━━━━━ Extracted records

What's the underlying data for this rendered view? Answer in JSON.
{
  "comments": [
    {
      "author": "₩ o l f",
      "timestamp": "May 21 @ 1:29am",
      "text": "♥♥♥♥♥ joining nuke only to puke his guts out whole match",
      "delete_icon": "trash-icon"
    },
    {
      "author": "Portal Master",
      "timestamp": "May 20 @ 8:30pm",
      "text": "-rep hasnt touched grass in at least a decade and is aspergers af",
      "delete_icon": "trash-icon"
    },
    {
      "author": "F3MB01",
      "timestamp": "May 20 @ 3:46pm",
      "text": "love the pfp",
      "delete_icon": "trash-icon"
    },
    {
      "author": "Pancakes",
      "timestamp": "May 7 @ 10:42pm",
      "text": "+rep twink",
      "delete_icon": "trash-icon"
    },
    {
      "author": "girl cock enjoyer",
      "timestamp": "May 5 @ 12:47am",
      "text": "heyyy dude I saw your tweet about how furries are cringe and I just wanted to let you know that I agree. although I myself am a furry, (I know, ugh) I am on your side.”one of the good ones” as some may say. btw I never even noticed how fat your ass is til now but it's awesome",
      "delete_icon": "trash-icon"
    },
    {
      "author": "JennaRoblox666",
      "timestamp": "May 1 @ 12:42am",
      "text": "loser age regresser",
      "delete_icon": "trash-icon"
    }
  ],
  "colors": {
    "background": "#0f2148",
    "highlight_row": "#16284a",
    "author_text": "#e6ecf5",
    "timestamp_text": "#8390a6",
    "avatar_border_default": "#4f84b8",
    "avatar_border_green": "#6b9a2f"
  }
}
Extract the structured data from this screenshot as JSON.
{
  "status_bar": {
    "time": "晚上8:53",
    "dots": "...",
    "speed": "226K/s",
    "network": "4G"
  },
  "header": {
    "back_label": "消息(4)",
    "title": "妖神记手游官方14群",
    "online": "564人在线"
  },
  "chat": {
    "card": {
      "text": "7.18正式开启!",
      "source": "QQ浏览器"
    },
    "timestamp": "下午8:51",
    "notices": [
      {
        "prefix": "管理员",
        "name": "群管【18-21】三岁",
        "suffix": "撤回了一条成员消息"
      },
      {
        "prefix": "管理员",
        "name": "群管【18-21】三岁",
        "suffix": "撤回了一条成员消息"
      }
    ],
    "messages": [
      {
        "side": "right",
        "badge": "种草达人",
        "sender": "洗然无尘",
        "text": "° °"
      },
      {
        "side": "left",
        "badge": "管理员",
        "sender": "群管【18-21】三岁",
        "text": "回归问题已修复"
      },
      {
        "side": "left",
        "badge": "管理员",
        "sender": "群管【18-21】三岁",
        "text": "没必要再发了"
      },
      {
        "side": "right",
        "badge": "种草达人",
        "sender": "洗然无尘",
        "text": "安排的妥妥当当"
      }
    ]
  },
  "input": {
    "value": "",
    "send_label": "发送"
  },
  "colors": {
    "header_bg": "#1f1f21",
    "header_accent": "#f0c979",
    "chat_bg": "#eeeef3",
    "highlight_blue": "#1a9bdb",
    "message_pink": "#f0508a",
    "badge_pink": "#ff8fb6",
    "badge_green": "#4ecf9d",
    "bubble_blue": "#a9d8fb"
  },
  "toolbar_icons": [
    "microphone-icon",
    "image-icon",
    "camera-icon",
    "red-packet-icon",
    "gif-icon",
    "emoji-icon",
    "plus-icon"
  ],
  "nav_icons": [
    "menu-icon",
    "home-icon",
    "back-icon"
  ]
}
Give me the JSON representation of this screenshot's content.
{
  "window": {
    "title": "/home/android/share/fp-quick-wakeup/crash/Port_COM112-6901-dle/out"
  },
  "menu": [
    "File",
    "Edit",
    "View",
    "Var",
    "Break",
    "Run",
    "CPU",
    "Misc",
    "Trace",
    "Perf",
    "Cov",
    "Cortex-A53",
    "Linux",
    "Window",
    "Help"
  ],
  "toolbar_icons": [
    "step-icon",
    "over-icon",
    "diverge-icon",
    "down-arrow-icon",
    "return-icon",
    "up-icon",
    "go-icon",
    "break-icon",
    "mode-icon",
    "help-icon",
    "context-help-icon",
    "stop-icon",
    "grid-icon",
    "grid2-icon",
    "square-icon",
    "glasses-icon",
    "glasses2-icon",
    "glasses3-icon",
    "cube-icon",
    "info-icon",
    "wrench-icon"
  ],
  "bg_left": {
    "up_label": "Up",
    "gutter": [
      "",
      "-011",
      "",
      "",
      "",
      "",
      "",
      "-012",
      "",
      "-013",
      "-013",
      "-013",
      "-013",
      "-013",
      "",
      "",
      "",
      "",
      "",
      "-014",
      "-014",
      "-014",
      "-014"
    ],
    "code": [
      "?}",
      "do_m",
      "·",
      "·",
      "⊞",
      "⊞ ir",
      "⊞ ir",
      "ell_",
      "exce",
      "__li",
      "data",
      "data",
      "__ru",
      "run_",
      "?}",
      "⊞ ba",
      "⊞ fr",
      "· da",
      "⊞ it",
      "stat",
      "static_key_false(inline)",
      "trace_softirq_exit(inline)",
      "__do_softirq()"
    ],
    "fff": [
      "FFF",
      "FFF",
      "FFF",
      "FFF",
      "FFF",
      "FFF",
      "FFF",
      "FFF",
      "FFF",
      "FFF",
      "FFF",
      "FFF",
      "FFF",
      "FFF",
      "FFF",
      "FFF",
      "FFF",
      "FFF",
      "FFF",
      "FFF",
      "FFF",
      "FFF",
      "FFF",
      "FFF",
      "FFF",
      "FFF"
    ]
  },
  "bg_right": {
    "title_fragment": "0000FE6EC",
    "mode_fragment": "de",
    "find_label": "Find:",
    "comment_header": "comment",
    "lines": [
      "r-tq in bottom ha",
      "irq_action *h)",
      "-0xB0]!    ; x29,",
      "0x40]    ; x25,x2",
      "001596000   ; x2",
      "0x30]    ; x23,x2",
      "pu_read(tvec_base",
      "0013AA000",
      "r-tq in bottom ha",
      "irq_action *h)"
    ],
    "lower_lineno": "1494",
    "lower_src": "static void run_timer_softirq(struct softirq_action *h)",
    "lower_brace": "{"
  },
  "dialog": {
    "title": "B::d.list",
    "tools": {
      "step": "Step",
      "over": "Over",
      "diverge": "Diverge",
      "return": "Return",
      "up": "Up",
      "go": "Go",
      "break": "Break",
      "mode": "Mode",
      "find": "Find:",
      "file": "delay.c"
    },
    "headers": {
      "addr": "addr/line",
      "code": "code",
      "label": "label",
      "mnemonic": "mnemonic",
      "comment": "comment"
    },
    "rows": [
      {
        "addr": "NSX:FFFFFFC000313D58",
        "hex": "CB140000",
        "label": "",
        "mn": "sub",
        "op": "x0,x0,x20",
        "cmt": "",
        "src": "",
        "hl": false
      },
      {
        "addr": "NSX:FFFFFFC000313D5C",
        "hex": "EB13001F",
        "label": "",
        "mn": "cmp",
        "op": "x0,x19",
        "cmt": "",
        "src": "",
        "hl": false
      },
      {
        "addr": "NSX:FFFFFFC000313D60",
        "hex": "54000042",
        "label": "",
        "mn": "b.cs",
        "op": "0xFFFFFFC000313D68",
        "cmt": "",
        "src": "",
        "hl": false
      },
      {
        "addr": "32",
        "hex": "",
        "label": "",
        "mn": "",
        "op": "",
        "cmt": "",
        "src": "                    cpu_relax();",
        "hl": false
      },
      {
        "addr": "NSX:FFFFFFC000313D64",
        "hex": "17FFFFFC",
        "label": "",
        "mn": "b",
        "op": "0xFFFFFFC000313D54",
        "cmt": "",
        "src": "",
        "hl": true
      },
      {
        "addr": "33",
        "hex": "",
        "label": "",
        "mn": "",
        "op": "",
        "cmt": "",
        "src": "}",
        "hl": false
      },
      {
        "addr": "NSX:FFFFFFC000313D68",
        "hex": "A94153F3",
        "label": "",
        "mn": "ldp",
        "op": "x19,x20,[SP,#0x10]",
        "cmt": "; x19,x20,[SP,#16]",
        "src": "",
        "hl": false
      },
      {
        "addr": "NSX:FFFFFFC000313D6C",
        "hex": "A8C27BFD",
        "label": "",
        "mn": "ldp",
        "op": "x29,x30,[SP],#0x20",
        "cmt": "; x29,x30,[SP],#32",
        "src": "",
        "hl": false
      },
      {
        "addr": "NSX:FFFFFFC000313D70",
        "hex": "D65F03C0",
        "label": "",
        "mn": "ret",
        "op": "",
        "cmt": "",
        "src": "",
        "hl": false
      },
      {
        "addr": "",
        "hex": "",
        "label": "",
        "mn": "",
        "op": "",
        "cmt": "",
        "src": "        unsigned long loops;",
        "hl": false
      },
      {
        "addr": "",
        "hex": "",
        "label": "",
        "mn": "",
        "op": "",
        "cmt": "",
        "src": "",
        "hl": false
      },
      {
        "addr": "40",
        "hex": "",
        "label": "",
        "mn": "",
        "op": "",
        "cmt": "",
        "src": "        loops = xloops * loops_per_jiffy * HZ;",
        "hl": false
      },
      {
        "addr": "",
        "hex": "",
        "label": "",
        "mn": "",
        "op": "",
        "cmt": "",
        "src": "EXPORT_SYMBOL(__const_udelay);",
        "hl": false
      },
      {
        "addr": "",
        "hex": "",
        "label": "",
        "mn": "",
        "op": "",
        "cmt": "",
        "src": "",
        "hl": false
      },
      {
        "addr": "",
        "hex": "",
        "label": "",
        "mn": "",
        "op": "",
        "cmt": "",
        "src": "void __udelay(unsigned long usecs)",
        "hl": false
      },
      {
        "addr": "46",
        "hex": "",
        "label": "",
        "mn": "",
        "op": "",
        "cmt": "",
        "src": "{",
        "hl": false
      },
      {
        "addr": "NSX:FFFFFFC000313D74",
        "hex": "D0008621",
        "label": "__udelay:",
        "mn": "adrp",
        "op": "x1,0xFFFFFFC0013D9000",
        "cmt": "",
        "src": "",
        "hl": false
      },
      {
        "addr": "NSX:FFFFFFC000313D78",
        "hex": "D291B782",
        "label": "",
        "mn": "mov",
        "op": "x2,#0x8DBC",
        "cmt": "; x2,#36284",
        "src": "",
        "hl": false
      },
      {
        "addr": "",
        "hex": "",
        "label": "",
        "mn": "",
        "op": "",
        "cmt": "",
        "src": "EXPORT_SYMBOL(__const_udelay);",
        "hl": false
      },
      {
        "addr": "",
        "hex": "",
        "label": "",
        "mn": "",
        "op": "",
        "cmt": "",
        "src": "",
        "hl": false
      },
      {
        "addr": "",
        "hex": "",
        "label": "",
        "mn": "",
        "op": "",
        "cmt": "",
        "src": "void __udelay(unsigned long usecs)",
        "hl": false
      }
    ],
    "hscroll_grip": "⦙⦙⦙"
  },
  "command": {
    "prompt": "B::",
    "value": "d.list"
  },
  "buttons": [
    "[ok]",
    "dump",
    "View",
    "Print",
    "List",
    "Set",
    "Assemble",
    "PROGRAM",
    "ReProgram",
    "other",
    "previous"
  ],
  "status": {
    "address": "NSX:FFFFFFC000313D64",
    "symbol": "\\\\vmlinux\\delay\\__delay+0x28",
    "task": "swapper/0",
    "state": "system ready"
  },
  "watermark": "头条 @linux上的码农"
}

━━━━━━━━━━

▶ _What you have to do_
Going through the data above, count the lines where the string "home" appears, and answer with only that number.

▶ _Completed task_
2